### SET PROBLEM
Starting at the beginning of the data and ending at the line that contains "418, 112, 424]", write those lines again with "category-label" swapped for "category-name" and everything else left unchanged.
— BEGIN RECORDS SHOWN —
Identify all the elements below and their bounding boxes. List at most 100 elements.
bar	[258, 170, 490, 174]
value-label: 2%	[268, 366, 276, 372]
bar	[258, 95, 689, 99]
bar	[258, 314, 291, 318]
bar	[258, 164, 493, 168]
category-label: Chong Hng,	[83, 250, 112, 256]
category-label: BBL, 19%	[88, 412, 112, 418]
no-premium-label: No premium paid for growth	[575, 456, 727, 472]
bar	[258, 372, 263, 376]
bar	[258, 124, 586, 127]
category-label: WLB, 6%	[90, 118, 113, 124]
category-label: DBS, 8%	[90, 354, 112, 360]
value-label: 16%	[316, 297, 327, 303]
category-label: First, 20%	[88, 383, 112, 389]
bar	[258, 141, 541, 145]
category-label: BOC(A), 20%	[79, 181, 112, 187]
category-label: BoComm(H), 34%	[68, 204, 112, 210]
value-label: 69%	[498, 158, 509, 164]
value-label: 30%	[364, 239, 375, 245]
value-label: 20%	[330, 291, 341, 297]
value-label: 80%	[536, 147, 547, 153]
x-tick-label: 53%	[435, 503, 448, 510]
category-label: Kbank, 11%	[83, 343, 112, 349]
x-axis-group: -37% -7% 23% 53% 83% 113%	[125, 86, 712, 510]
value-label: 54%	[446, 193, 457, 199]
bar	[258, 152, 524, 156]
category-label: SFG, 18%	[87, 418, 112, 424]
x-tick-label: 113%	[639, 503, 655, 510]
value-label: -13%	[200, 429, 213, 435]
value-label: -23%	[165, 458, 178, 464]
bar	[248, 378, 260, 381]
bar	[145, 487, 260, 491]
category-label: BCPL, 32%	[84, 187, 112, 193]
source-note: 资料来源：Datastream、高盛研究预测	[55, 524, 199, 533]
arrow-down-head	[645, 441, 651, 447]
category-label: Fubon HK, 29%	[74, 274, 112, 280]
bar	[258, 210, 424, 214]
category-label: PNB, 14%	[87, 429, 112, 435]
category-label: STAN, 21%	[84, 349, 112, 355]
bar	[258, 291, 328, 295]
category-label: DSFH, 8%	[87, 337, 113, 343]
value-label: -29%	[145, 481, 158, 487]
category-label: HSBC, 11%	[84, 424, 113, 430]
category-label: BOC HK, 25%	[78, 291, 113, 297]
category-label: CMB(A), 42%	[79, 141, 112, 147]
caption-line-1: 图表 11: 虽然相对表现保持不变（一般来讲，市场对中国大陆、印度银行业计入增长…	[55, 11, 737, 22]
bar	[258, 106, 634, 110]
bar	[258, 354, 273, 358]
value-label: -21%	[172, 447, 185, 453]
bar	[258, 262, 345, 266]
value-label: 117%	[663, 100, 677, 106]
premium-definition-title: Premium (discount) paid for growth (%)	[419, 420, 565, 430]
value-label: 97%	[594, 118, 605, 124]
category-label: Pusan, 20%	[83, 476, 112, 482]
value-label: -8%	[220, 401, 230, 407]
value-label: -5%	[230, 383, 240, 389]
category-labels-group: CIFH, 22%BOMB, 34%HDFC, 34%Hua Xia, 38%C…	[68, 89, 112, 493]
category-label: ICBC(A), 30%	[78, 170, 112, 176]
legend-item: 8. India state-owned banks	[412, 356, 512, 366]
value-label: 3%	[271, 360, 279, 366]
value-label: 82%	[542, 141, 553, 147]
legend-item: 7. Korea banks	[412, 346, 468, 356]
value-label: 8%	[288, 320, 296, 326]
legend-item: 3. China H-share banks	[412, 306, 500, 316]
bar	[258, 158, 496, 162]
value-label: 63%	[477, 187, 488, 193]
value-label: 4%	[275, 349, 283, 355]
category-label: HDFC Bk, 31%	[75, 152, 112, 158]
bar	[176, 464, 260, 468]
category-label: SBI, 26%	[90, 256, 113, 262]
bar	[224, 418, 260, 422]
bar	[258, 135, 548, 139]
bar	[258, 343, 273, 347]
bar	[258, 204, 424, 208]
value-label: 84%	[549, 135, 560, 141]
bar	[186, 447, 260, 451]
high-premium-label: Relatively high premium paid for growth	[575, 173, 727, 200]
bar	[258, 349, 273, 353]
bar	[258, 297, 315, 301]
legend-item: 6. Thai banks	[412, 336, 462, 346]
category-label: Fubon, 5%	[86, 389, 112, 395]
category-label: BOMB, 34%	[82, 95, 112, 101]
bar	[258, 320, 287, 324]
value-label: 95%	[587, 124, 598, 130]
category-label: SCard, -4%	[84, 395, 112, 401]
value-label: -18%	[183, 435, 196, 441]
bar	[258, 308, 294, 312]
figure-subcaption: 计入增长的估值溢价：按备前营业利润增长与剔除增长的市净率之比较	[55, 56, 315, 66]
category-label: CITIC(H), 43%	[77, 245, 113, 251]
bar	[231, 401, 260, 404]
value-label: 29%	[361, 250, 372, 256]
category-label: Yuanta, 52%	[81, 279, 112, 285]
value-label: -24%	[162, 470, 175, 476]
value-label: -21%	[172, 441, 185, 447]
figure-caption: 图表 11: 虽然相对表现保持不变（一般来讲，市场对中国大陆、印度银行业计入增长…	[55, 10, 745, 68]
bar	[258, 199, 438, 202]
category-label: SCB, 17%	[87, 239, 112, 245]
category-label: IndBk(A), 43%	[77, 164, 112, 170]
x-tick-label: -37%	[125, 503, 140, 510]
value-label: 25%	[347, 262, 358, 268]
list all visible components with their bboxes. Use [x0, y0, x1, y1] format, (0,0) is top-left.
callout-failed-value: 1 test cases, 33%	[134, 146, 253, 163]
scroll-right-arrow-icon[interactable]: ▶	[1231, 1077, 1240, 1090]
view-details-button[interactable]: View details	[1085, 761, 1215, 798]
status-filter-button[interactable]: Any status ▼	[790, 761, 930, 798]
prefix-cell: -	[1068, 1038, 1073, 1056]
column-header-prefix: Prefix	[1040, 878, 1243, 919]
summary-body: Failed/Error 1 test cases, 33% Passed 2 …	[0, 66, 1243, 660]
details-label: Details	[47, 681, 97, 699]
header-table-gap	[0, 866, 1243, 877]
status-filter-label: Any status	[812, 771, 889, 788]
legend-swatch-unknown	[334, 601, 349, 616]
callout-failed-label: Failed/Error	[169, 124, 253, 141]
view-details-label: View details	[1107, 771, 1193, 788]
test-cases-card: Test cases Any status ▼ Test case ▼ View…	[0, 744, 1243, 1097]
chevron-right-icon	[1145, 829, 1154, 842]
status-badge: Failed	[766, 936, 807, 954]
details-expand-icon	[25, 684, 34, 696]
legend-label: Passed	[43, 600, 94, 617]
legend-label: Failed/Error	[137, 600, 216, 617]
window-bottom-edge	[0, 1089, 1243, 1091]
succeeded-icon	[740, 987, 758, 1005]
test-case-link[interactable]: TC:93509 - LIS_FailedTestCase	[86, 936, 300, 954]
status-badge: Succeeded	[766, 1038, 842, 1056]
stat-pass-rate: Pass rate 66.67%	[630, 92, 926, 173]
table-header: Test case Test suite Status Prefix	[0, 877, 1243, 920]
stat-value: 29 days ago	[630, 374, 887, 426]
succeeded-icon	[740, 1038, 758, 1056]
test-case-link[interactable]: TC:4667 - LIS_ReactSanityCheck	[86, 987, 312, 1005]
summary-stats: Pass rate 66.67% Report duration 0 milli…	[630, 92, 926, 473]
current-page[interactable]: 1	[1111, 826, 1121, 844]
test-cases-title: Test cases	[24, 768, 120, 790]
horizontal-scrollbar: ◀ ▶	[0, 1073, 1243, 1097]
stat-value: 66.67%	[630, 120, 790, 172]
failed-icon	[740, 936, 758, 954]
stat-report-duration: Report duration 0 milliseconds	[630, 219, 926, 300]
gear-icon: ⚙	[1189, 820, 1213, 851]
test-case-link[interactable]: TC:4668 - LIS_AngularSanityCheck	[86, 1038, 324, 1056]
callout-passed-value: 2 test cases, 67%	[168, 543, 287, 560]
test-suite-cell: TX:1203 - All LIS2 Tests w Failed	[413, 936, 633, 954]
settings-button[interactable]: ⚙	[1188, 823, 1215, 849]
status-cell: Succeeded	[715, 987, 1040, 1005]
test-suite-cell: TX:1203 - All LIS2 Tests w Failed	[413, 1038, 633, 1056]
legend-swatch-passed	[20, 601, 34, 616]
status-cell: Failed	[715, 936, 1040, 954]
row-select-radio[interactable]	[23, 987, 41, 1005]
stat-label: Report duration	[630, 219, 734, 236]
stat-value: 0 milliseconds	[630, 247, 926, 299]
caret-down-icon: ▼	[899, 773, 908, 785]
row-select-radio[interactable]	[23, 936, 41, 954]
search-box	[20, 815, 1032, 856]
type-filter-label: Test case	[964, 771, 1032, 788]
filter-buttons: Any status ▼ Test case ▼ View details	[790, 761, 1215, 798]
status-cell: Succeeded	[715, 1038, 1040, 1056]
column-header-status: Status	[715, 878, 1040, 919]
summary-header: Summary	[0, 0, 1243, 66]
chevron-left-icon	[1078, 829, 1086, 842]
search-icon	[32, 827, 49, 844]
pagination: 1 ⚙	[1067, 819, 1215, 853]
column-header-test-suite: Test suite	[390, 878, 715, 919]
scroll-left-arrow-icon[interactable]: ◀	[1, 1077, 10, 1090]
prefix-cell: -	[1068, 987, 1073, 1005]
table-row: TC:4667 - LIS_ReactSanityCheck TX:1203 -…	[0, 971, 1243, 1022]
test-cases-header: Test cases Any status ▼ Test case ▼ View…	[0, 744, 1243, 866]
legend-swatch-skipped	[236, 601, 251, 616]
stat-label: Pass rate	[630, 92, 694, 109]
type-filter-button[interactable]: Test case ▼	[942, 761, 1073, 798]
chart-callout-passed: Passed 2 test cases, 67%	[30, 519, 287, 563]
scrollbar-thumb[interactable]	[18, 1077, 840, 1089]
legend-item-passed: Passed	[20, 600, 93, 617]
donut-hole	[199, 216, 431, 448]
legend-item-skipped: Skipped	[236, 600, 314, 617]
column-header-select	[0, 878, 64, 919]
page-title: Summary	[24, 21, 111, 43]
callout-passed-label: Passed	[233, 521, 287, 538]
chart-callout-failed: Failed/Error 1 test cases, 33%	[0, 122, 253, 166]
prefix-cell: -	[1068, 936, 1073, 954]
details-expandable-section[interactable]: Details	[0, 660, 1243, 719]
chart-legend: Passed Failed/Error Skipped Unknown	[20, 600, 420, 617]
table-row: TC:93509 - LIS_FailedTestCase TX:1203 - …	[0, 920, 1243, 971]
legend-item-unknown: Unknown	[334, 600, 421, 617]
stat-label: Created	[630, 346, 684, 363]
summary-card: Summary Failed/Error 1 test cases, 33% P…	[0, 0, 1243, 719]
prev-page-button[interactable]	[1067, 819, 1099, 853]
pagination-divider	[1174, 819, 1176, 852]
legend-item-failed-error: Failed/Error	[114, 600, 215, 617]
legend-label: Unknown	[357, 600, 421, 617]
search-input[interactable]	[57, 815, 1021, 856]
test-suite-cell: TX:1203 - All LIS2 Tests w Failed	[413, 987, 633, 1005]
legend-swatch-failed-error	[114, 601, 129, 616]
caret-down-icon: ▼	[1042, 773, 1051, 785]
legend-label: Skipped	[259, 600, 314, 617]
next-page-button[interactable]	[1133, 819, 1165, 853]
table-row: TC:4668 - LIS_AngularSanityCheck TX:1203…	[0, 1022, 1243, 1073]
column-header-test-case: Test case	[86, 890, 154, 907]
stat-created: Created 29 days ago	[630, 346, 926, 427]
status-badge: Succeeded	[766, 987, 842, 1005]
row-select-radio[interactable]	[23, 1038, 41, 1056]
— END RECORDS SHOWN —
### RESPONSE
Identify all the elements below and their bounding boxes. List at most 100 elements.
bar	[258, 170, 490, 174]
value-label: 2%	[268, 366, 276, 372]
bar	[258, 95, 689, 99]
bar	[258, 314, 291, 318]
bar	[258, 164, 493, 168]
category-name: Chong Hng,	[83, 250, 112, 256]
category-name: BBL, 19%	[88, 412, 112, 418]
no-premium-label: No premium paid for growth	[575, 456, 727, 472]
bar	[258, 372, 263, 376]
bar	[258, 124, 586, 127]
category-name: WLB, 6%	[90, 118, 113, 124]
category-name: DBS, 8%	[90, 354, 112, 360]
value-label: 16%	[316, 297, 327, 303]
category-name: First, 20%	[88, 383, 112, 389]
bar	[258, 141, 541, 145]
category-name: BOC(A), 20%	[79, 181, 112, 187]
category-name: BoComm(H), 34%	[68, 204, 112, 210]
value-label: 69%	[498, 158, 509, 164]
value-label: 30%	[364, 239, 375, 245]
value-label: 20%	[330, 291, 341, 297]
value-label: 80%	[536, 147, 547, 153]
x-tick-label: 53%	[435, 503, 448, 510]
category-name: Kbank, 11%	[83, 343, 112, 349]
x-axis-group: -37% -7% 23% 53% 83% 113%	[125, 86, 712, 510]
value-label: 54%	[446, 193, 457, 199]
bar	[258, 152, 524, 156]
category-name: SFG, 18%	[87, 418, 112, 424]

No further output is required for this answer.